**Given request**
Each entry below is to be given again word for word, with no pictures.

**Exercise input**
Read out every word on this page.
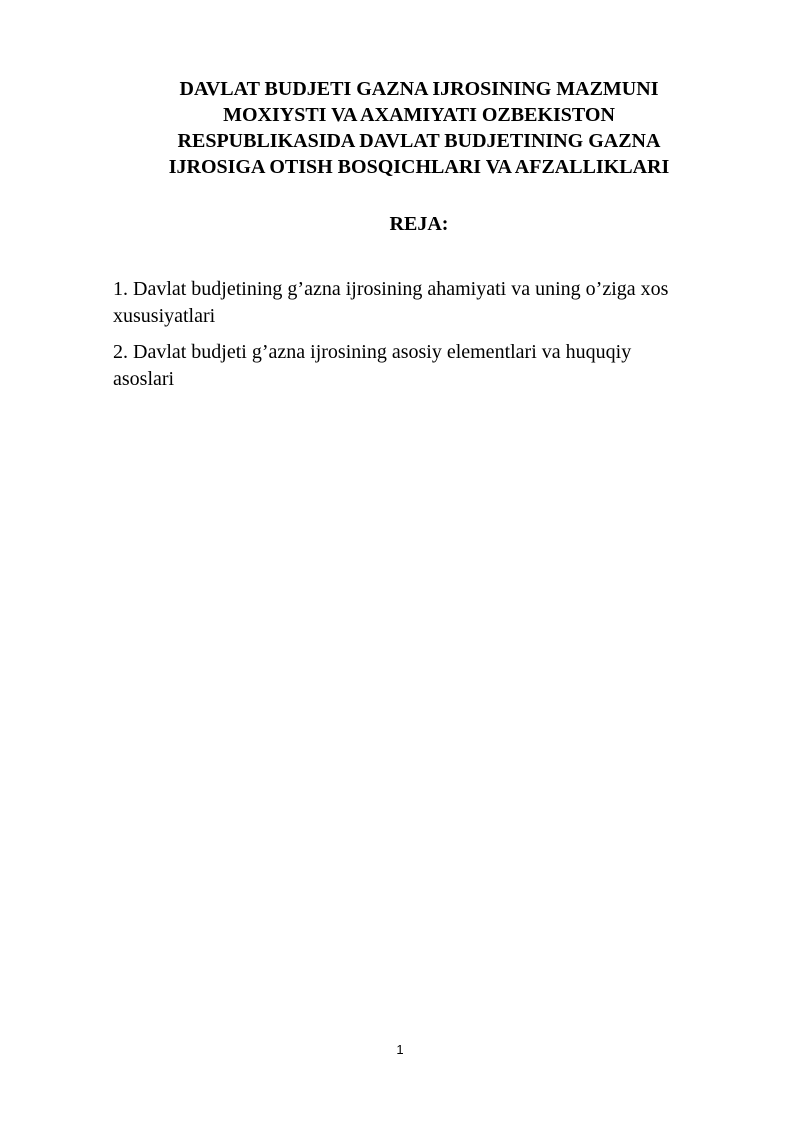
DAVLAT BUDJETI GAZNA IJROSINING MAZMUNI
MOXIYSTI VA AXAMIYATI OZBEKISTON
RESPUBLIKASIDA DAVLAT BUDJETINING GAZNA
IJROSIGA OTISH BOSQICHLARI VA AFZALLIKLARI
REJA:
1. Davlat budjetining g’azna ijrosining ahamiyati va uning o’ziga xos
xususiyatlari
2. Davlat budjeti g’azna ijrosining asosiy elementlari va huquqiy
asoslari
1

**Response below**
Read out every word on this page.
DAVLAT BUDJETI GAZNA IJROSINING MAZMUNI
MOXIYSTI VA AXAMIYATI OZBEKISTON
RESPUBLIKASIDA DAVLAT BUDJETINING GAZNA
IJROSIGA OTISH BOSQICHLARI VA AFZALLIKLARI
REJA:
1. Davlat budjetining g’azna ijrosining ahamiyati va uning o’ziga xos
xususiyatlari
2. Davlat budjeti g’azna ijrosining asosiy elementlari va huquqiy
asoslari
1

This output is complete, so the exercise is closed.